» **Task directions**
Lines containing the string "задание" are to be collected in full.

Data items:
-*-*-

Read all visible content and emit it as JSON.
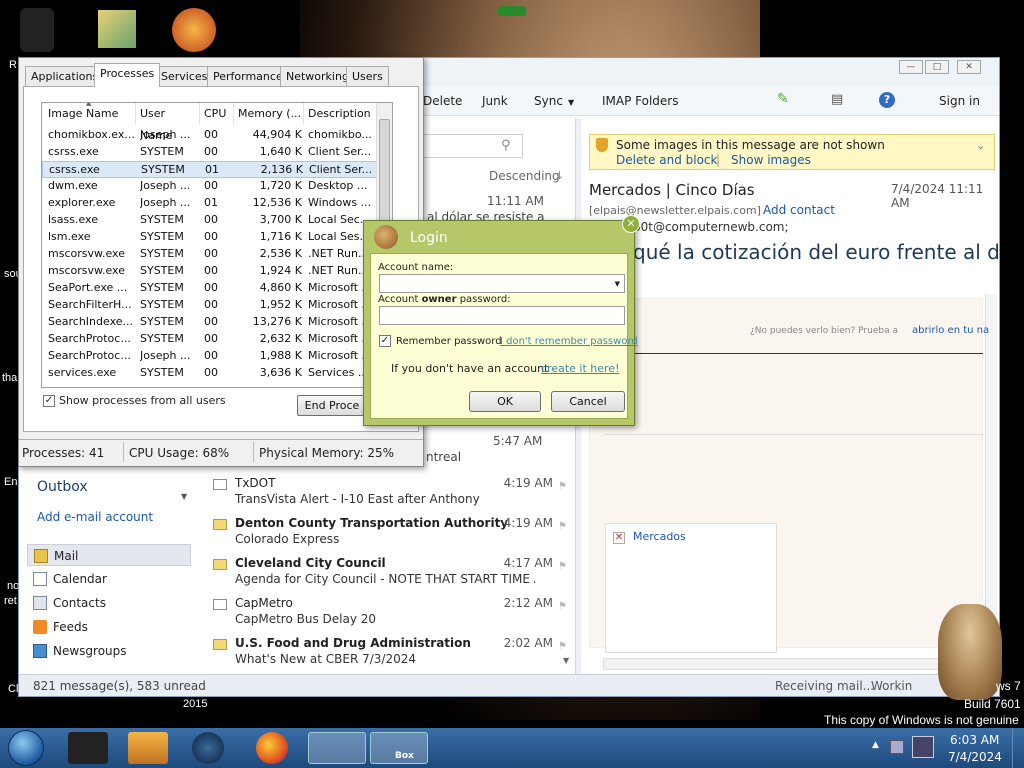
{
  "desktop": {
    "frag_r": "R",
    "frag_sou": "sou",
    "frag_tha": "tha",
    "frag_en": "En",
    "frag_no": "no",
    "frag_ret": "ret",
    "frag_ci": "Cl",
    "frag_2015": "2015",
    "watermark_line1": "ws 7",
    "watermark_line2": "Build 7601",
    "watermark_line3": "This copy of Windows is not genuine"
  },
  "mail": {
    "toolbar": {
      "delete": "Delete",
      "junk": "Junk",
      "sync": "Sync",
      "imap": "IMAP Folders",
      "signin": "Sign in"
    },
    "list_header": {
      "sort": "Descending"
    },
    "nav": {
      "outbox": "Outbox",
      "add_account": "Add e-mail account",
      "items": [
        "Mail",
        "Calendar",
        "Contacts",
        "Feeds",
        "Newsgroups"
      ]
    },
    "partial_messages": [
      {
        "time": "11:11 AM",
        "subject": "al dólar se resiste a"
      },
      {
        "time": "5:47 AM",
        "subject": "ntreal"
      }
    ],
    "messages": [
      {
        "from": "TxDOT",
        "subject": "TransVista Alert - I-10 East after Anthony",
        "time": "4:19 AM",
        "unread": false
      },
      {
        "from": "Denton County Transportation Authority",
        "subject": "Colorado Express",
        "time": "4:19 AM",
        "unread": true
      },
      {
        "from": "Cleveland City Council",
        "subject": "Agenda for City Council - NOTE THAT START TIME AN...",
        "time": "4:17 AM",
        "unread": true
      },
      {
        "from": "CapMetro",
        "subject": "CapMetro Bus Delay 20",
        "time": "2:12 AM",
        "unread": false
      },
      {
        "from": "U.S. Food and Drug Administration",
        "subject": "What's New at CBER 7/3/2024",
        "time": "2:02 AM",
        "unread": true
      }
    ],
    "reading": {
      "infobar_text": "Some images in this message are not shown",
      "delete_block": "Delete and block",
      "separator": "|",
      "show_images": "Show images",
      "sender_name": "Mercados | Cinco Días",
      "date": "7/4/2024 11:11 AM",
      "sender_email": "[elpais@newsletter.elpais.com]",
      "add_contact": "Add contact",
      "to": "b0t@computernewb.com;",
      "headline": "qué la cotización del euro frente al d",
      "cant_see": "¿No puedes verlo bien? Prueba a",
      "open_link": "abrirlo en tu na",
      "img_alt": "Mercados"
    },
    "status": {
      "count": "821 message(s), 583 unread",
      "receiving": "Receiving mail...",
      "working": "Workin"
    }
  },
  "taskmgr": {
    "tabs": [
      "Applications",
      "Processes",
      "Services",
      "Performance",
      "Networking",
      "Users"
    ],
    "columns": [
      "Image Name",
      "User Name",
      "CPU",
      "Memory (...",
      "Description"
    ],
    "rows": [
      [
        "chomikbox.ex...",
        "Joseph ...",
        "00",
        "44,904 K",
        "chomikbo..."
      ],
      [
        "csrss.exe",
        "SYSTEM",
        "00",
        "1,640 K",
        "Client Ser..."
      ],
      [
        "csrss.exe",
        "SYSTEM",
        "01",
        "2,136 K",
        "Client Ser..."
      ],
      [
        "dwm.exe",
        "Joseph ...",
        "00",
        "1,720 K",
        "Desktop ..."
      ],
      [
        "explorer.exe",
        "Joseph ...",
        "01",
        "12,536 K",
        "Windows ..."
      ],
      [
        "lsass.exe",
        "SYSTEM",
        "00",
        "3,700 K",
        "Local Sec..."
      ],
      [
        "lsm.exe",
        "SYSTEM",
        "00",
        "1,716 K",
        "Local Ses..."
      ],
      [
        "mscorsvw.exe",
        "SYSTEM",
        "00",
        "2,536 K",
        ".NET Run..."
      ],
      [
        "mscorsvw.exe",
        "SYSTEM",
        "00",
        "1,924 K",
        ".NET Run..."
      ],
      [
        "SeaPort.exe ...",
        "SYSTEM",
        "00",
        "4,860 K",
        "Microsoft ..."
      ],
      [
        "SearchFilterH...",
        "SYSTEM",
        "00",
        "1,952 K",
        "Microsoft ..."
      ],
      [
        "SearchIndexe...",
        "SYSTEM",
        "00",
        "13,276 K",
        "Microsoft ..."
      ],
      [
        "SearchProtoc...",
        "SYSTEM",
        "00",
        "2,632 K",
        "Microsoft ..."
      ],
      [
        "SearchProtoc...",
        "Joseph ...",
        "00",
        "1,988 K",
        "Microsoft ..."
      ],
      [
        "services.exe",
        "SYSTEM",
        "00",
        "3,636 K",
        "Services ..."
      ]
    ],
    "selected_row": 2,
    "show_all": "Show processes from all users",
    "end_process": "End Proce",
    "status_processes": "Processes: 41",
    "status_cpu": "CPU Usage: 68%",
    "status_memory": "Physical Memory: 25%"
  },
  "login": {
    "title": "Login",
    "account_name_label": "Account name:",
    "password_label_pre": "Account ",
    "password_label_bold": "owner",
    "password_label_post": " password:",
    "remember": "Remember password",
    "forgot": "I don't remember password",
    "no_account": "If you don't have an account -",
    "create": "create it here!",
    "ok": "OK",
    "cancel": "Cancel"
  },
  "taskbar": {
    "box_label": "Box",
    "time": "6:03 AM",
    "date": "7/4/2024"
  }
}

-*-*-

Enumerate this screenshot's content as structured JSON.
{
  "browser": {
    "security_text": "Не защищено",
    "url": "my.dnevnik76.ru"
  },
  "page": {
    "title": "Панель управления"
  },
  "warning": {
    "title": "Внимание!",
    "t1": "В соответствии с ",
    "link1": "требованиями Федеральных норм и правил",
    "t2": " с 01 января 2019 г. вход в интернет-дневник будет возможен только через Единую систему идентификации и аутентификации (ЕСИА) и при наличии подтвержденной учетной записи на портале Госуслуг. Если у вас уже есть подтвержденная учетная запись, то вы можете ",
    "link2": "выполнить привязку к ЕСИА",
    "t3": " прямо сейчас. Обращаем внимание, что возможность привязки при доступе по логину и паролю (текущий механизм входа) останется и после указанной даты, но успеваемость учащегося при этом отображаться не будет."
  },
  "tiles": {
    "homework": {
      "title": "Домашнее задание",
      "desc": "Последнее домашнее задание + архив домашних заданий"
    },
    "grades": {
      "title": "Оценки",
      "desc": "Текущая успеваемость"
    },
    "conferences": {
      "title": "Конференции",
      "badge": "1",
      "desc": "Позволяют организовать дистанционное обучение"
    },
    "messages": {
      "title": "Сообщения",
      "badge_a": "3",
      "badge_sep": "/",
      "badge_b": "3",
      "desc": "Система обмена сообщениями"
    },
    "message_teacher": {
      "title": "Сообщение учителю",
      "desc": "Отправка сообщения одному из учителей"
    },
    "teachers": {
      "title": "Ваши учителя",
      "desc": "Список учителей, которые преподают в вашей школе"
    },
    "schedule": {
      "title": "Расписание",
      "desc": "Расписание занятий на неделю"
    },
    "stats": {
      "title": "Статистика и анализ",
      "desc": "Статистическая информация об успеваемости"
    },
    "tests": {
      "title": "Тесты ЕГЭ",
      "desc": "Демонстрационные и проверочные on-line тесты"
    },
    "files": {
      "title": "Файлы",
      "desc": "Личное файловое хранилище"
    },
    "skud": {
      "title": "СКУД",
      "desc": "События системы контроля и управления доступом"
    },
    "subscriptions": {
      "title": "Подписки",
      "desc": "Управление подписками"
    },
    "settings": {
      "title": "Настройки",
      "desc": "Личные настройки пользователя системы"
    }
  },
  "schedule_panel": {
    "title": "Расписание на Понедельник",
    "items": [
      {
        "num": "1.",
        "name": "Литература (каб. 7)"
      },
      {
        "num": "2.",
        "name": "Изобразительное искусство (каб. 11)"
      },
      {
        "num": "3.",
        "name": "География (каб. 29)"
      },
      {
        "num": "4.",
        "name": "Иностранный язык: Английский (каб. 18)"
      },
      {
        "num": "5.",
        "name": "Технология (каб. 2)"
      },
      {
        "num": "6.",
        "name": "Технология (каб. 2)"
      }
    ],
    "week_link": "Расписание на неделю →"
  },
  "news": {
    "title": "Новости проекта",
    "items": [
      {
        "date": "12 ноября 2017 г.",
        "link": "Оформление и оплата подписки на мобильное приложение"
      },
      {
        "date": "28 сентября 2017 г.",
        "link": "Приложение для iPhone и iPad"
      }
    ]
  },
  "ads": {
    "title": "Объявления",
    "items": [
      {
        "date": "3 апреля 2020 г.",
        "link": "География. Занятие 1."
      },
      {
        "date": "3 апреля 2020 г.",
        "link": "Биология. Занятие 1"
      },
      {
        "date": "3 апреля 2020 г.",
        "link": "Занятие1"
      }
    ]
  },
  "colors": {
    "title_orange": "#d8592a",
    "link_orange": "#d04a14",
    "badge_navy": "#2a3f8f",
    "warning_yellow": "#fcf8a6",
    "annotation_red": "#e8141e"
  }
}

-*-*-

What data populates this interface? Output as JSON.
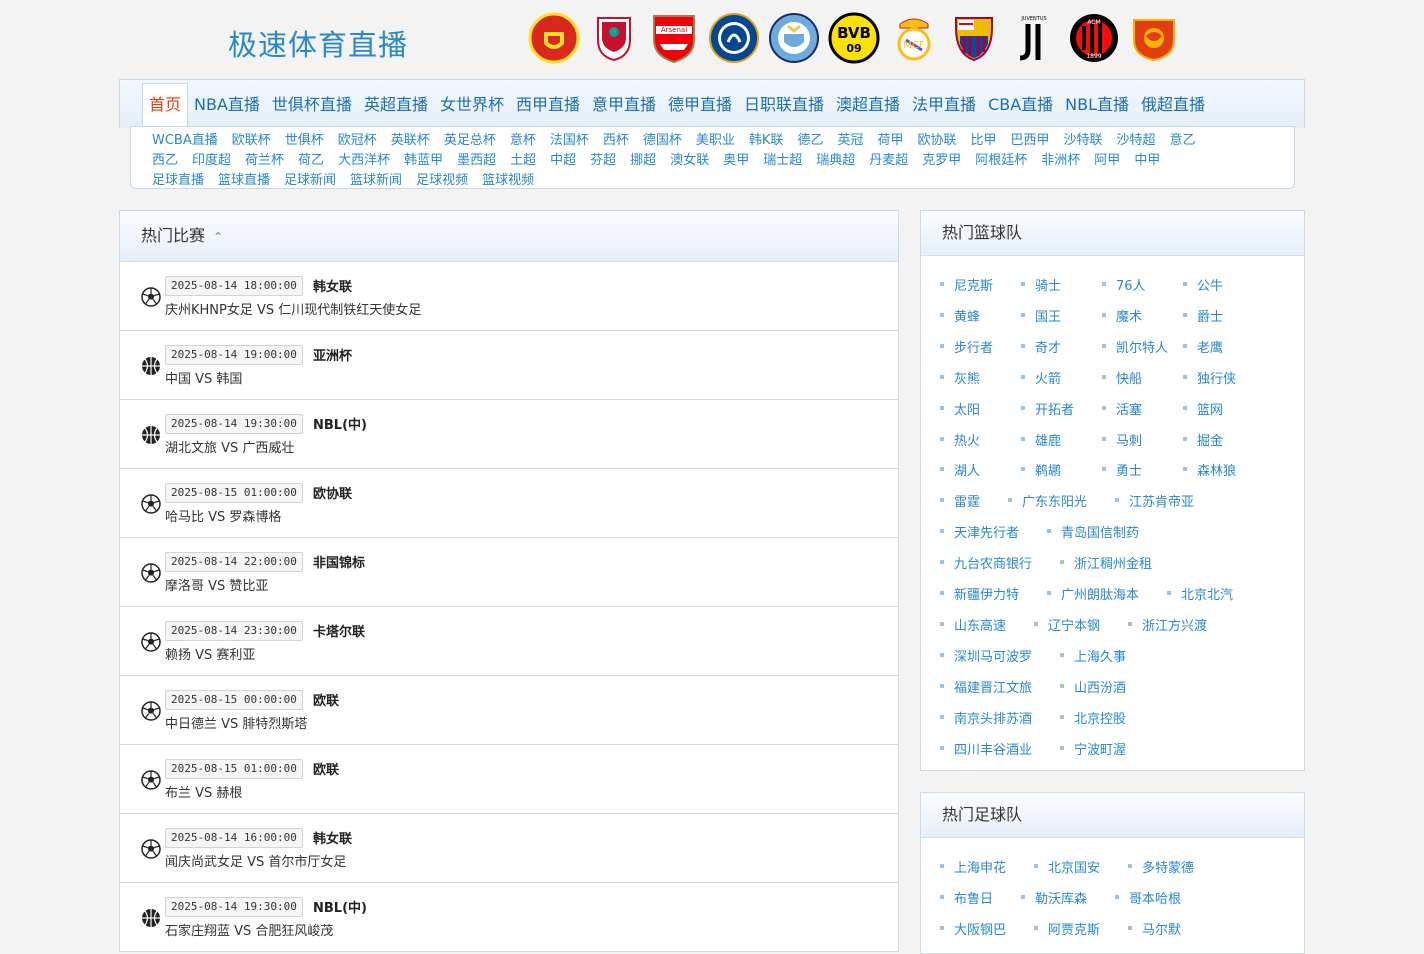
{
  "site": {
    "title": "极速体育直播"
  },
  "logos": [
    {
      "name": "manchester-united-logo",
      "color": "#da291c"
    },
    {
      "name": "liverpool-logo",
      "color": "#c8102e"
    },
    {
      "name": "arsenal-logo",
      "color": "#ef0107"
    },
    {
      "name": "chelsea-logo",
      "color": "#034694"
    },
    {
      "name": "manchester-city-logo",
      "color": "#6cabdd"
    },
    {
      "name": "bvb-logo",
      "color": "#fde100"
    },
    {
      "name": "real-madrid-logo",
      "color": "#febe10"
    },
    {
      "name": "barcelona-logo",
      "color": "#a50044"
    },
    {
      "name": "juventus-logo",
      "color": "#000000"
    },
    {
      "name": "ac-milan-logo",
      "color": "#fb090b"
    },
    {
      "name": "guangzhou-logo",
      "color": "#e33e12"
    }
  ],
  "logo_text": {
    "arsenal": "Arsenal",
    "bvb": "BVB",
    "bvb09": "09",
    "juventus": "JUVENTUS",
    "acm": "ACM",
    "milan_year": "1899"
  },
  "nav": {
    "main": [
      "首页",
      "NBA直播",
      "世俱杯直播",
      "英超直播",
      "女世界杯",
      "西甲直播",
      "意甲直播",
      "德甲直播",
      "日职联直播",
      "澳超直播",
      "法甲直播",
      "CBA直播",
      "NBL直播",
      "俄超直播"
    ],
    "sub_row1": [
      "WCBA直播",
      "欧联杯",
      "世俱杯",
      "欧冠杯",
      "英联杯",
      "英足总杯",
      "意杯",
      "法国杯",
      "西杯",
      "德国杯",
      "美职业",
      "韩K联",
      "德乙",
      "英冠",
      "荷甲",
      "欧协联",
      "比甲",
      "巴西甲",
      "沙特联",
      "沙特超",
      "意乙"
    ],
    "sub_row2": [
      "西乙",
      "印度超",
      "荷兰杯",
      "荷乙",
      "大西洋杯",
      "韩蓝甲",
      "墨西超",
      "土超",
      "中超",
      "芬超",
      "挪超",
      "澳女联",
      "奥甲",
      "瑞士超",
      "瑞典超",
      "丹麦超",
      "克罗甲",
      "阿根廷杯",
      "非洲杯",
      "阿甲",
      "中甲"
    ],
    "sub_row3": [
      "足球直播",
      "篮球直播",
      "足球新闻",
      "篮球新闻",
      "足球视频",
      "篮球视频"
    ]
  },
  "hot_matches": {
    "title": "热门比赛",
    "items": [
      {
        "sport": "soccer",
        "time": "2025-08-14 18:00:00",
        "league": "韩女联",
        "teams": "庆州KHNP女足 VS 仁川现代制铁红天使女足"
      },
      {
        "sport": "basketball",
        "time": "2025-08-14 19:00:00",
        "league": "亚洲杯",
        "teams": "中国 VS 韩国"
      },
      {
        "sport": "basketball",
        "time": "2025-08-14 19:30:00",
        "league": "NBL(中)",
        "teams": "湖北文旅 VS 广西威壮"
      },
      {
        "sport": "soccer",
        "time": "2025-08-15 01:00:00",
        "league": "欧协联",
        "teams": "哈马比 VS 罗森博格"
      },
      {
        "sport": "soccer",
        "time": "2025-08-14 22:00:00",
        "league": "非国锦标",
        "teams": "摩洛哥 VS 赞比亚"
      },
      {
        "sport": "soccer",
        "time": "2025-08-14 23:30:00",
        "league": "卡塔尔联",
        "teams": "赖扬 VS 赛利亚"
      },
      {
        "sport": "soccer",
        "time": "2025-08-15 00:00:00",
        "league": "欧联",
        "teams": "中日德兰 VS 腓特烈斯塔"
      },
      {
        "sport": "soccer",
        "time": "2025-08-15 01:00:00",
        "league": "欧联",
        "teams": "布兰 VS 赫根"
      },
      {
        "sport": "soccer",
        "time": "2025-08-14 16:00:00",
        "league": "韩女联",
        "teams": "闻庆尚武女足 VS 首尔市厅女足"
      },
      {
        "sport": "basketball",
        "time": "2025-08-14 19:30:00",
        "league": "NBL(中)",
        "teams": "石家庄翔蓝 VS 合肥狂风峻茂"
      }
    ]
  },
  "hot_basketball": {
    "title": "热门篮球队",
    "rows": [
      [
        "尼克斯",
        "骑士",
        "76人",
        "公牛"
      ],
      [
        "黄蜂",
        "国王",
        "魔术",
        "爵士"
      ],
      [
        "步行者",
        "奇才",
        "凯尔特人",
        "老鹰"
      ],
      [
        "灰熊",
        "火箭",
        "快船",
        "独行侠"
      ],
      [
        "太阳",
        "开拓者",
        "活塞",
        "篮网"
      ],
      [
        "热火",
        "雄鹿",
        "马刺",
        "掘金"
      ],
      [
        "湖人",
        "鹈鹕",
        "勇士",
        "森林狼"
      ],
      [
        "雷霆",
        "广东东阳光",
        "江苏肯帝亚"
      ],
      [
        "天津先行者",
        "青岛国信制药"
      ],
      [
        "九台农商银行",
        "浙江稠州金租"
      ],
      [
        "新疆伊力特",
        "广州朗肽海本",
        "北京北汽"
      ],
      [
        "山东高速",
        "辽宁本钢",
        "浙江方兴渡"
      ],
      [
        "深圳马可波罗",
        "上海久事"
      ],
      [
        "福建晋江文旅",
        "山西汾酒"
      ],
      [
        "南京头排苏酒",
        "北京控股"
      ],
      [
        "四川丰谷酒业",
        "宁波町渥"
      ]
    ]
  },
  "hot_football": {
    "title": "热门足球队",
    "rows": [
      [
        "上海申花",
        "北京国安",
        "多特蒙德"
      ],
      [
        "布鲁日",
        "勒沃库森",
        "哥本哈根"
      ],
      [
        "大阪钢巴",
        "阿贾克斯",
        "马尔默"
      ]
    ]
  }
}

-*-*-

» **Solution for this exercise**
      "title": "Домашнее задание",
      "desc": "Последнее домашнее задание + архив домашних заданий"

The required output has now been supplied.